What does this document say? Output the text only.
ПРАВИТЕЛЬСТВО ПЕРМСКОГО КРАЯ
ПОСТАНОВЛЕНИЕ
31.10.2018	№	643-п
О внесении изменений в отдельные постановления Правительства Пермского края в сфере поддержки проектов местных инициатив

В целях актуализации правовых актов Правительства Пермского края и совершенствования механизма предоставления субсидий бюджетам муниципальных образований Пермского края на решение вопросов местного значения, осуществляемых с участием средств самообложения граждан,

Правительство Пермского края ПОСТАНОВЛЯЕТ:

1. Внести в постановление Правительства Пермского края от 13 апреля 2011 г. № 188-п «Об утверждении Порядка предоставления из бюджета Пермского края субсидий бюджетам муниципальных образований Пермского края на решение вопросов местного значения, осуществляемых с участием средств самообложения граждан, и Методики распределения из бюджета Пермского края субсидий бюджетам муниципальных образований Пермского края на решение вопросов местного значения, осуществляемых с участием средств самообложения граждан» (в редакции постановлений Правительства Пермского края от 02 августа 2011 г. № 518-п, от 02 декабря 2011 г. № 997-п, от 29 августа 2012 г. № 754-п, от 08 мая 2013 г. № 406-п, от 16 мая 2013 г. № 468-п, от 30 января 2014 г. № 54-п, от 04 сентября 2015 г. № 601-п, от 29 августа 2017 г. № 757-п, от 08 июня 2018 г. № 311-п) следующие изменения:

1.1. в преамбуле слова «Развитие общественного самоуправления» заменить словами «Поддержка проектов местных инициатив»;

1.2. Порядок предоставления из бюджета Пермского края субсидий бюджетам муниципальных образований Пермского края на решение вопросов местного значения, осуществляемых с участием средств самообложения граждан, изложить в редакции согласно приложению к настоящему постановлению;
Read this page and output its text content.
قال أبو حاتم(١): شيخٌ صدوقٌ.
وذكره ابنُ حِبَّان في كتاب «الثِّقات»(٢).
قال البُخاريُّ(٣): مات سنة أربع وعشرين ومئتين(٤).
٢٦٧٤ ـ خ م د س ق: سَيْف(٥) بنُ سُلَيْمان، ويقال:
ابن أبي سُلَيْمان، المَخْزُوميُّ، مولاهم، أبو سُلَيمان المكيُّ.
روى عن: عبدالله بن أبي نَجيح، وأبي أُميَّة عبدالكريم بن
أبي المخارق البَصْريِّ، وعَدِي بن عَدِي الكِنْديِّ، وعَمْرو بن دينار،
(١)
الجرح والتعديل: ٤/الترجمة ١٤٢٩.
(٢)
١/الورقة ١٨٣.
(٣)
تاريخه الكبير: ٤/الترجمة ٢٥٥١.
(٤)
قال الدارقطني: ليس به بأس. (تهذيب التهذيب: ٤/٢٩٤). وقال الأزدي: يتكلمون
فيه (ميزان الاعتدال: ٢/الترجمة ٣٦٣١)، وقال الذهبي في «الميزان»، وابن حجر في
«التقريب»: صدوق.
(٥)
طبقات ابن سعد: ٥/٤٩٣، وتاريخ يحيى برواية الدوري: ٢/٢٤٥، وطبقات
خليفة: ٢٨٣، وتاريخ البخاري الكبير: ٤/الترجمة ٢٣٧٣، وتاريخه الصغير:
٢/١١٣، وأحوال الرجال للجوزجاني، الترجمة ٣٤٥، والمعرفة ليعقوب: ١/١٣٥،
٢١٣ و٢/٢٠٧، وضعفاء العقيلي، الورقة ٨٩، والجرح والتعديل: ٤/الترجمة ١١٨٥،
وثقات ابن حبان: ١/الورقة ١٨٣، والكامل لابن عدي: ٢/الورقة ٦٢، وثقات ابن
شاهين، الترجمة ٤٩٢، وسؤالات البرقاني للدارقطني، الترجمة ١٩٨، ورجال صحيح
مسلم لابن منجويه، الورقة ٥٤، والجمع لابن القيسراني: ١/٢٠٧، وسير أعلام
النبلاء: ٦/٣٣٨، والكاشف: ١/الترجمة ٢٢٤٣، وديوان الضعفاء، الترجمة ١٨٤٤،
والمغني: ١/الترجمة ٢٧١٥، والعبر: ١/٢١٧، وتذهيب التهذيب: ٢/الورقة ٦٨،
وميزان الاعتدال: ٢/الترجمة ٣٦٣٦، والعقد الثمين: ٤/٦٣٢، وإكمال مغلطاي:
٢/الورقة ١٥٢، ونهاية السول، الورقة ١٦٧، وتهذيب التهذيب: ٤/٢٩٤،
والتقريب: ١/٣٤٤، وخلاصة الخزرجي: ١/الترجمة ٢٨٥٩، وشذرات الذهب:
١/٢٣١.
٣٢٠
◆ ◆ ◆ ◆ ◆
What is expected: Repeat the data above exactly.

Solution:
What does this document say? Output the text only.
ПРАВИТЕЛЬСТВО ПЕРМСКОГО КРАЯ
ПОСТАНОВЛЕНИЕ
31.10.2018	№	643-п
О внесении изменений в отдельные постановления Правительства Пермского края в сфере поддержки проектов местных инициатив

В целях актуализации правовых актов Правительства Пермского края и совершенствования механизма предоставления субсидий бюджетам муниципальных образований Пермского края на решение вопросов местного значения, осуществляемых с участием средств самообложения граждан,

Правительство Пермского края ПОСТАНОВЛЯЕТ:

1. Внести в постановление Правительства Пермского края от 13 апреля 2011 г. № 188-п «Об утверждении Порядка предоставления из бюджета Пермского края субсидий бюджетам муниципальных образований Пермского края на решение вопросов местного значения, осуществляемых с участием средств самообложения граждан, и Методики распределения из бюджета Пермского края субсидий бюджетам муниципальных образований Пермского края на решение вопросов местного значения, осуществляемых с участием средств самообложения граждан» (в редакции постановлений Правительства Пермского края от 02 августа 2011 г. № 518-п, от 02 декабря 2011 г. № 997-п, от 29 августа 2012 г. № 754-п, от 08 мая 2013 г. № 406-п, от 16 мая 2013 г. № 468-п, от 30 января 2014 г. № 54-п, от 04 сентября 2015 г. № 601-п, от 29 августа 2017 г. № 757-п, от 08 июня 2018 г. № 311-п) следующие изменения:

1.1. в преамбуле слова «Развитие общественного самоуправления» заменить словами «Поддержка проектов местных инициатив»;

1.2. Порядок предоставления из бюджета Пермского края субсидий бюджетам муниципальных образований Пермского края на решение вопросов местного значения, осуществляемых с участием средств самообложения граждан, изложить в редакции согласно приложению к настоящему постановлению;
Read this page and output its text content.
قال أبو حاتم(١): شيخٌ صدوقٌ.
وذكره ابنُ حِبَّان في كتاب «الثِّقات»(٢).
قال البُخاريُّ(٣): مات سنة أربع وعشرين ومئتين(٤).
٢٦٧٤ ـ خ م د س ق: سَيْف(٥) بنُ سُلَيْمان، ويقال:
ابن أبي سُلَيْمان، المَخْزُوميُّ، مولاهم، أبو سُلَيمان المكيُّ.
روى عن: عبدالله بن أبي نَجيح، وأبي أُميَّة عبدالكريم بن
أبي المخارق البَصْريِّ، وعَدِي بن عَدِي الكِنْديِّ، وعَمْرو بن دينار،
(١)
الجرح والتعديل: ٤/الترجمة ١٤٢٩.
(٢)
١/الورقة ١٨٣.
(٣)
تاريخه الكبير: ٤/الترجمة ٢٥٥١.
(٤)
قال الدارقطني: ليس به بأس. (تهذيب التهذيب: ٤/٢٩٤). وقال الأزدي: يتكلمون
فيه (ميزان الاعتدال: ٢/الترجمة ٣٦٣١)، وقال الذهبي في «الميزان»، وابن حجر في
«التقريب»: صدوق.
(٥)
طبقات ابن سعد: ٥/٤٩٣، وتاريخ يحيى برواية الدوري: ٢/٢٤٥، وطبقات
خليفة: ٢٨٣، وتاريخ البخاري الكبير: ٤/الترجمة ٢٣٧٣، وتاريخه الصغير:
٢/١١٣، وأحوال الرجال للجوزجاني، الترجمة ٣٤٥، والمعرفة ليعقوب: ١/١٣٥،
٢١٣ و٢/٢٠٧، وضعفاء العقيلي، الورقة ٨٩، والجرح والتعديل: ٤/الترجمة ١١٨٥،
وثقات ابن حبان: ١/الورقة ١٨٣، والكامل لابن عدي: ٢/الورقة ٦٢، وثقات ابن
شاهين، الترجمة ٤٩٢، وسؤالات البرقاني للدارقطني، الترجمة ١٩٨، ورجال صحيح
مسلم لابن منجويه، الورقة ٥٤، والجمع لابن القيسراني: ١/٢٠٧، وسير أعلام
النبلاء: ٦/٣٣٨، والكاشف: ١/الترجمة ٢٢٤٣، وديوان الضعفاء، الترجمة ١٨٤٤،
والمغني: ١/الترجمة ٢٧١٥، والعبر: ١/٢١٧، وتذهيب التهذيب: ٢/الورقة ٦٨،
وميزان الاعتدال: ٢/الترجمة ٣٦٣٦، والعقد الثمين: ٤/٦٣٢، وإكمال مغلطاي:
٢/الورقة ١٥٢، ونهاية السول، الورقة ١٦٧، وتهذيب التهذيب: ٤/٢٩٤،
والتقريب: ١/٣٤٤، وخلاصة الخزرجي: ١/الترجمة ٢٨٥٩، وشذرات الذهب:
١/٢٣١.
٣٢٠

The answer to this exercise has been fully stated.